What you have to do – Take every line where the string "Integer" appears and copy it.

Records to use –
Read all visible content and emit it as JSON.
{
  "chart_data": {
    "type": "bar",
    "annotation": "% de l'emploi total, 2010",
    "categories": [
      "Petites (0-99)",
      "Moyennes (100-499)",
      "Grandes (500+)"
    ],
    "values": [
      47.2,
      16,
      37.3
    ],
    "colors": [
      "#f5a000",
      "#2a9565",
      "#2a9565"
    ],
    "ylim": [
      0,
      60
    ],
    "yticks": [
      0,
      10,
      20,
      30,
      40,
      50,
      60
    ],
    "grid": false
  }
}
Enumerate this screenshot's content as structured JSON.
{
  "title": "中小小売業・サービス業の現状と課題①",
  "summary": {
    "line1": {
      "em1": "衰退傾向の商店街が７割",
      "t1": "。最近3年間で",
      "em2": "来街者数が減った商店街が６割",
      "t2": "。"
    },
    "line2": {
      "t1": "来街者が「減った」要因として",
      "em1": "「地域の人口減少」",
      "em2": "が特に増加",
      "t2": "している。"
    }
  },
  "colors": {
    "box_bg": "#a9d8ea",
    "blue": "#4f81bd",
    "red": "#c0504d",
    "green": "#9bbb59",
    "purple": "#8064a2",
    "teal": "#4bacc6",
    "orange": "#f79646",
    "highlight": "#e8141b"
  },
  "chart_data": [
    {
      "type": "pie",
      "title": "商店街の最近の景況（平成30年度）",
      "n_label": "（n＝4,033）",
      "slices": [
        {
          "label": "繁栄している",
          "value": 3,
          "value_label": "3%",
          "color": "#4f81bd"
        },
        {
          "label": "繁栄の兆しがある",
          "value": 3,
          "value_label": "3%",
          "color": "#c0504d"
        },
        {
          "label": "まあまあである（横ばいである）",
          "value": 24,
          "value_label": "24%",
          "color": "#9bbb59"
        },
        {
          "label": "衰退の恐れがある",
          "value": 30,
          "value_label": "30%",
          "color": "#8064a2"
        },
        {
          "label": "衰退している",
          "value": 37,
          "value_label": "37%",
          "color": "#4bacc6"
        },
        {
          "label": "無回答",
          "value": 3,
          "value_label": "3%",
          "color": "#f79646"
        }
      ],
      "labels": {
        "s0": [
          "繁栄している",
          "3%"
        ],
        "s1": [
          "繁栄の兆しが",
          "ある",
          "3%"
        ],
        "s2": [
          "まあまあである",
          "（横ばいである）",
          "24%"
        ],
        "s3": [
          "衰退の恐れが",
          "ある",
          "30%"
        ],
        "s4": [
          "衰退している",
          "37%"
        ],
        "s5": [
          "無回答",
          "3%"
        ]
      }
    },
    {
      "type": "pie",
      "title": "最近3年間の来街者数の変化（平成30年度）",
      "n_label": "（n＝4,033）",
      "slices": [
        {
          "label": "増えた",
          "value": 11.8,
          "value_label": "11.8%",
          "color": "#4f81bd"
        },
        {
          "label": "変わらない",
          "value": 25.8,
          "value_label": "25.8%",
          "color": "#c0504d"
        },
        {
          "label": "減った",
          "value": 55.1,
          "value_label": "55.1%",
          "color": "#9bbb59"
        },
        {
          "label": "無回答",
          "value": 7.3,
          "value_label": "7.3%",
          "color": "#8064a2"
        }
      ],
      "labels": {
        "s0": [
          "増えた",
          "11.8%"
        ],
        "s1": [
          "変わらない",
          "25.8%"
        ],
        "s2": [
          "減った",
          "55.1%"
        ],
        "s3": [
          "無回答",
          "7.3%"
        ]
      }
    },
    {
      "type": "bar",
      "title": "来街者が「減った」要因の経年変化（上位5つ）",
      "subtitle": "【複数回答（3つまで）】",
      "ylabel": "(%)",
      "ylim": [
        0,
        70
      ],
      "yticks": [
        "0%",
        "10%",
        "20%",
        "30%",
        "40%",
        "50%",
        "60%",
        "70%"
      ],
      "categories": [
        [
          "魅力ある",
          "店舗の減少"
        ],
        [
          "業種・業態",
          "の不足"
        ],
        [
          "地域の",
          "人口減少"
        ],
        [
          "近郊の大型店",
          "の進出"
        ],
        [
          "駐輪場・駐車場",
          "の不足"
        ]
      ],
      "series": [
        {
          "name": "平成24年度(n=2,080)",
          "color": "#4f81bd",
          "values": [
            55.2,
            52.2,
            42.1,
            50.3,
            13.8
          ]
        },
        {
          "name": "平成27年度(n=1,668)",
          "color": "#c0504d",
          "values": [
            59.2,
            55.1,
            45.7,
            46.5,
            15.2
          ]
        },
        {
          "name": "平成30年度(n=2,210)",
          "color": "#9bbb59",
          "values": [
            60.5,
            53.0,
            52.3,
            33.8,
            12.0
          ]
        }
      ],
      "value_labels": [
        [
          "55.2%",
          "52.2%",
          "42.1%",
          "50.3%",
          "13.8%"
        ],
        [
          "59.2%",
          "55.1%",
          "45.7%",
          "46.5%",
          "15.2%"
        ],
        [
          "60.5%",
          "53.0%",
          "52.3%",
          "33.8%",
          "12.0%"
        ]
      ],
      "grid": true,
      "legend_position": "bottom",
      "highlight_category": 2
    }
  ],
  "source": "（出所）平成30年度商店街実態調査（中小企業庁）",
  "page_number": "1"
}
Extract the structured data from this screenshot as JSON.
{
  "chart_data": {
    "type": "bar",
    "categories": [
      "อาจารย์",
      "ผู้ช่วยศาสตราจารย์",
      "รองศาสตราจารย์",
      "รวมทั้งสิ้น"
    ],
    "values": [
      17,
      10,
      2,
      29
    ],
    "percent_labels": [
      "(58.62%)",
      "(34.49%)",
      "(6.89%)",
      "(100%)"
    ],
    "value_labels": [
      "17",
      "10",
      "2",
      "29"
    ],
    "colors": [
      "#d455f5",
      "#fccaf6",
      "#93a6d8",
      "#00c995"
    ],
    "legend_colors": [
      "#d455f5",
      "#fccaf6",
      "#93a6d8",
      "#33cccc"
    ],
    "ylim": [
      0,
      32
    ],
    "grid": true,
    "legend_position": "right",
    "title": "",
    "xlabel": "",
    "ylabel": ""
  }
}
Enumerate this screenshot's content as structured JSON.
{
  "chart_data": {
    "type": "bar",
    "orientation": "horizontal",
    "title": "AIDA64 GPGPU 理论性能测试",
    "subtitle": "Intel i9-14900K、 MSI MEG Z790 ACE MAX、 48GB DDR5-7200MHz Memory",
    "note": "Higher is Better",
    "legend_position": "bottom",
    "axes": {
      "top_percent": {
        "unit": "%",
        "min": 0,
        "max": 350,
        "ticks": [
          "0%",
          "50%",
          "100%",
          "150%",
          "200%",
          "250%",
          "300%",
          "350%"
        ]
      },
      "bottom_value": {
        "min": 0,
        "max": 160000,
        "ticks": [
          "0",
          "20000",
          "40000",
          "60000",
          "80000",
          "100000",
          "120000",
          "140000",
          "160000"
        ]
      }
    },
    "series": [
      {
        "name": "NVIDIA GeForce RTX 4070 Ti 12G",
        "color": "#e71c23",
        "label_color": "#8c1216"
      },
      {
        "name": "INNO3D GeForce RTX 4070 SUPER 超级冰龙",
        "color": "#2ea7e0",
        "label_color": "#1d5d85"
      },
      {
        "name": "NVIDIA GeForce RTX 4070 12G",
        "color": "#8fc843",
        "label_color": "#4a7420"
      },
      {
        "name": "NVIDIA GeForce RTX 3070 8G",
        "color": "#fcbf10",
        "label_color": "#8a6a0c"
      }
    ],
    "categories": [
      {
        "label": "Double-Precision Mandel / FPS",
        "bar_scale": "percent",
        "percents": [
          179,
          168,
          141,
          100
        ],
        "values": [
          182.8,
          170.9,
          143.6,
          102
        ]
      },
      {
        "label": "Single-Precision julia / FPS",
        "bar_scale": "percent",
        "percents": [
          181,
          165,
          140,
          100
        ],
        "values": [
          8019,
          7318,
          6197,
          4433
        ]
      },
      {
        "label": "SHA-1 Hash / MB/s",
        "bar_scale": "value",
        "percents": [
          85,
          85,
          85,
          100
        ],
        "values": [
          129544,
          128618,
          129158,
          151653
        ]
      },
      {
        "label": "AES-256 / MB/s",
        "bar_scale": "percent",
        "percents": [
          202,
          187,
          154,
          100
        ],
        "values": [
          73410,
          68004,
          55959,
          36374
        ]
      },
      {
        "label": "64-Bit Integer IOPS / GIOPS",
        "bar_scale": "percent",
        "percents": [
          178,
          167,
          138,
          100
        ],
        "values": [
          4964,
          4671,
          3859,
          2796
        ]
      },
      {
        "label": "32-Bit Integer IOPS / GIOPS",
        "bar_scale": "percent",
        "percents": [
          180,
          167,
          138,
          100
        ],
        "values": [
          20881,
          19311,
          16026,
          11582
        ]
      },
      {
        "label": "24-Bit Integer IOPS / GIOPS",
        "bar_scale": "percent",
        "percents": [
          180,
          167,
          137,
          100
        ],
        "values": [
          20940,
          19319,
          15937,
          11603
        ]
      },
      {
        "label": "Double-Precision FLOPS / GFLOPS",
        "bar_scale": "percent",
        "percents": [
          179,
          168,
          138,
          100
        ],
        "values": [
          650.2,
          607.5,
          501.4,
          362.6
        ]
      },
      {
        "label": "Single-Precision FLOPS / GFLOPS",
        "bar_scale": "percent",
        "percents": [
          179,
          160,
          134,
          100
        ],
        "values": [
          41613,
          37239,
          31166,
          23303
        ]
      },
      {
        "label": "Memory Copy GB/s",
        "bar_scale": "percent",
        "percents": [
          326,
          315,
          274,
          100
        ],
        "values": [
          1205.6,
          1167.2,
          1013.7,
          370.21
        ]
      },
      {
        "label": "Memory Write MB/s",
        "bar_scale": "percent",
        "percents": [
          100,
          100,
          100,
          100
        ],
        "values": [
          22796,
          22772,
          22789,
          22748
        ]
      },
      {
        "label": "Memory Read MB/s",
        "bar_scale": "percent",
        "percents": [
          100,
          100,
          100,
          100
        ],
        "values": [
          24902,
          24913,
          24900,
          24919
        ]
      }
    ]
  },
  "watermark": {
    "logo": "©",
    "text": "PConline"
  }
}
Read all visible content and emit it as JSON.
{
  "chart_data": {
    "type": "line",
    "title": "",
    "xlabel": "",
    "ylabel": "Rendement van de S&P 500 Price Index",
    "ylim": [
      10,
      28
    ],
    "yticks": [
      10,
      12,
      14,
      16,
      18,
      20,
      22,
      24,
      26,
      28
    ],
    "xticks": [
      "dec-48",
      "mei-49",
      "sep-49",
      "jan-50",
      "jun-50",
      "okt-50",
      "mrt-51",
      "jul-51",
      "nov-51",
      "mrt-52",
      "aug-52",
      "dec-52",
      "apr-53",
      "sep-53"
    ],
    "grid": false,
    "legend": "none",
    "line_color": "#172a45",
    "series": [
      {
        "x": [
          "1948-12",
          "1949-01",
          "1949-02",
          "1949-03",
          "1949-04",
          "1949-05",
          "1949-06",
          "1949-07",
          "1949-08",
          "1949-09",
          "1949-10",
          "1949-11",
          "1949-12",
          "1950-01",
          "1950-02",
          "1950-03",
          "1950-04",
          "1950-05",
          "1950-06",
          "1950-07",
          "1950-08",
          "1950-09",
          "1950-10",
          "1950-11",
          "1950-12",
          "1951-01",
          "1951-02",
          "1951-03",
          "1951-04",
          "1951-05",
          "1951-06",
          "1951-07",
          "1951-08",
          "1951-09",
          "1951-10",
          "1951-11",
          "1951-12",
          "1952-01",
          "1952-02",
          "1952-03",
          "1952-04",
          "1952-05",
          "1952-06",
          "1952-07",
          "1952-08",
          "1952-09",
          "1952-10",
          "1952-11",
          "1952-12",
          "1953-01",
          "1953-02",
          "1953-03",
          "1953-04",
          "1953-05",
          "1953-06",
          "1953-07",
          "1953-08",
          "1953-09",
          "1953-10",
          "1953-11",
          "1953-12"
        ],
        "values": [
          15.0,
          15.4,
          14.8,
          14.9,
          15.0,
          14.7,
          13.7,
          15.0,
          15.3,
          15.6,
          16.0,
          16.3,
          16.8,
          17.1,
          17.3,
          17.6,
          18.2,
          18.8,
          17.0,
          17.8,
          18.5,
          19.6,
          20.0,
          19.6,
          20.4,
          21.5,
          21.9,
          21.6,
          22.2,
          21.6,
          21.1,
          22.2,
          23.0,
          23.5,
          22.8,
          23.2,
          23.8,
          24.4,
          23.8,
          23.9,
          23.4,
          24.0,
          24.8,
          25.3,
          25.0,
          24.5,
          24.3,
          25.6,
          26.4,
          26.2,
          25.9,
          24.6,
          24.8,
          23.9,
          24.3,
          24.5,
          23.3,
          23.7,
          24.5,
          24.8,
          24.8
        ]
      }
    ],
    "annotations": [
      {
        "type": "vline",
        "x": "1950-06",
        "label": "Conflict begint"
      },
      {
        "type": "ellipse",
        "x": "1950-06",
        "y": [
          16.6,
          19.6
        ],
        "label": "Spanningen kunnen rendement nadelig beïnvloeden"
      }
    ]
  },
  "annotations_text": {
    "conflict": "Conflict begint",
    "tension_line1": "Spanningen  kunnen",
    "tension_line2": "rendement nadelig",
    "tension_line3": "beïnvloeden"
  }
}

Response –
        "label": "64-Bit Integer IOPS / GIOPS",
        "label": "32-Bit Integer IOPS / GIOPS",
        "label": "24-Bit Integer IOPS / GIOPS",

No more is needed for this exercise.